>> start EXCERPT PROVIDED

Because of the fewer degrees of freedom in a symmetric system it is generally not required to run as many models as in regular docking. For a cyclical system 5000 models should be enough. For many systems it is not necessary to explicitly simulate all subunits in the symmetrical systems. for example in a dodecamer with cyclical symmetry a subunit only interacts with neighbor subunits to the left or right of it in the ring. With the make_symmdef_file_denovo you can add the -subsystem option to generate a smaller symmetry definition for a smaller system. With the make_symmdef_file script this can be controlled by finetuning the cutoff distance (option -r). Subunits within the cutoff distance will be explicitly simulated.

A standard run would involve the following flags

-in:file:s
-in:file:native
-database
-symmetry:symmetry_definition
-packing:ex1
-packing:ex2aro
-out:nstruct
-out:file:fullatom
-symmetry:initialize_rigid_body_dofs
-symmetry:symmetric_rmsd

If you want to cluster the result make sure to output silent files ( -out:file:silent and -out:file:silent_struct_type binary ) as the symmetry information is lost when outputting PDB files.

# Expected Outputs

The protocol produces PDB files or a silent file depending on your options together with a scorefile. The normal exit status of the protocol is coming from the jd2 job distributor. It says something like "You'll see the jd2 x jobs completed in y seconds message if successfully completed".

# Post Processing

The same procedures used for regular docking are used for symmetric docking. If you have a native reference generate a score vs rmsd plot and look for a funnel. Without a reference structure cluster the 200-400 lowest energy models using the cluster app. For some cases you may want to calculate a symmetric rms during clutering. Add -symmetry:symmetric_rmsd as an option to the cluster app.

>> end EXCERPT PROVIDED
>> start MATERIAL SUPPLIED

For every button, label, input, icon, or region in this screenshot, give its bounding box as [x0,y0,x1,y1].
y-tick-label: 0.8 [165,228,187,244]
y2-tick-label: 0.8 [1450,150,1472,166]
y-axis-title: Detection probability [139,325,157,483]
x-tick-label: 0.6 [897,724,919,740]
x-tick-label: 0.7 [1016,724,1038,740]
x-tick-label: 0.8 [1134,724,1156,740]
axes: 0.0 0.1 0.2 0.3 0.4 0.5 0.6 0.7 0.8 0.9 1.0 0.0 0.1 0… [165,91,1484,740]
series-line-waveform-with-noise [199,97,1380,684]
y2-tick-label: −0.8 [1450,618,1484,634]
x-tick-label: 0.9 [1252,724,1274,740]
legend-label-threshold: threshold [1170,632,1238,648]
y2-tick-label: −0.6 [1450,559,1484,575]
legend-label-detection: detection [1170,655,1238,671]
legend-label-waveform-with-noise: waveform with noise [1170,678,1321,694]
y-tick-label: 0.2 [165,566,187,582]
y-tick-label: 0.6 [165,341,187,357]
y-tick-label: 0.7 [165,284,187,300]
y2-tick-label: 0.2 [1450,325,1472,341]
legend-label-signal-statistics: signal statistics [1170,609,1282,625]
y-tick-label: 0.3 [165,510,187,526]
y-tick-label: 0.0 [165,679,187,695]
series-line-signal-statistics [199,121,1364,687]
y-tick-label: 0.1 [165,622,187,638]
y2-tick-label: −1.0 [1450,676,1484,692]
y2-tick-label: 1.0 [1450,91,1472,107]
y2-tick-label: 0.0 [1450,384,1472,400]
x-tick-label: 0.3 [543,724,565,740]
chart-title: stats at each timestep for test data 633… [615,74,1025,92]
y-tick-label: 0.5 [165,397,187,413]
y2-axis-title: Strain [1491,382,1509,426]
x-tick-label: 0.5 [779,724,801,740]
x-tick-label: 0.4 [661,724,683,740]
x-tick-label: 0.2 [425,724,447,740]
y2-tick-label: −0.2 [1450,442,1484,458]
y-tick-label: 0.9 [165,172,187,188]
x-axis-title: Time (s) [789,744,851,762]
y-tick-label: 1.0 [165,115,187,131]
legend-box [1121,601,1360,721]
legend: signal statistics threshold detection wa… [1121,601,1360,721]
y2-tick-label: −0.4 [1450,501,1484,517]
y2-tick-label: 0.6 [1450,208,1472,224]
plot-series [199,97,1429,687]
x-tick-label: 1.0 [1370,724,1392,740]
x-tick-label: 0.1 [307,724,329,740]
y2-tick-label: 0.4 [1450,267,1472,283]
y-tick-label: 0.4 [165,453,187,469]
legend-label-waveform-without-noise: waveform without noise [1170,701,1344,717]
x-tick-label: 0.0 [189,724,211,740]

>> end MATERIAL SUPPLIED

#### EXERCISE INSTRUCTIONS:
a – Answer these questions about the symmetric docking text, one line for each:
(i) How many models should be enough for a cyclical system?
(ii) Which option can be added to make_symmdef_file_denovo to generate a smaller symmetry definition?
(iii) Without a reference structure, how many of the lowest energy models should be clustered?
b – Write the records as a JSON list of strings, one string per line, starting at the beginning of the records and ending at the line that contains "x-tick-label: 0.3 [543,724,565,740]".
The records and the text were taken from unrelated sources.

#### TASK RESULTS:
a –
(i) 5000 models
(ii) -subsystem
(iii) The 200-400 lowest energy models

b –
[
  "For every button, label, input, icon, or region in this screenshot, give its bounding box as [x0,y0,x1,y1].",
  "y-tick-label: 0.8 [165,228,187,244]",
  "y2-tick-label: 0.8 [1450,150,1472,166]",
  "y-axis-title: Detection probability [139,325,157,483]",
  "x-tick-label: 0.6 [897,724,919,740]",
  "x-tick-label: 0.7 [1016,724,1038,740]",
  "x-tick-label: 0.8 [1134,724,1156,740]",
  "axes: 0.0 0.1 0.2 0.3 0.4 0.5 0.6 0.7 0.8 0.9 1.0 0.0 0.1 0… [165,91,1484,740]",
  "series-line-waveform-with-noise [199,97,1380,684]",
  "y2-tick-label: −0.8 [1450,618,1484,634]",
  "x-tick-label: 0.9 [1252,724,1274,740]",
  "legend-label-threshold: threshold [1170,632,1238,648]",
  "y2-tick-label: −0.6 [1450,559,1484,575]",
  "legend-label-detection: detection [1170,655,1238,671]",
  "legend-label-waveform-with-noise: waveform with noise [1170,678,1321,694]",
  "y-tick-label: 0.2 [165,566,187,582]",
  "y-tick-label: 0.6 [165,341,187,357]",
  "y-tick-label: 0.7 [165,284,187,300]",
  "y2-tick-label: 0.2 [1450,325,1472,341]",
  "legend-label-signal-statistics: signal statistics [1170,609,1282,625]",
  "y-tick-label: 0.3 [165,510,187,526]",
  "y-tick-label: 0.0 [165,679,187,695]",
  "series-line-signal-statistics [199,121,1364,687]",
  "y-tick-label: 0.1 [165,622,187,638]",
  "y2-tick-label: −1.0 [1450,676,1484,692]",
  "y2-tick-label: 1.0 [1450,91,1472,107]",
  "y2-tick-label: 0.0 [1450,384,1472,400]",
  "x-tick-label: 0.3 [543,724,565,740]"
]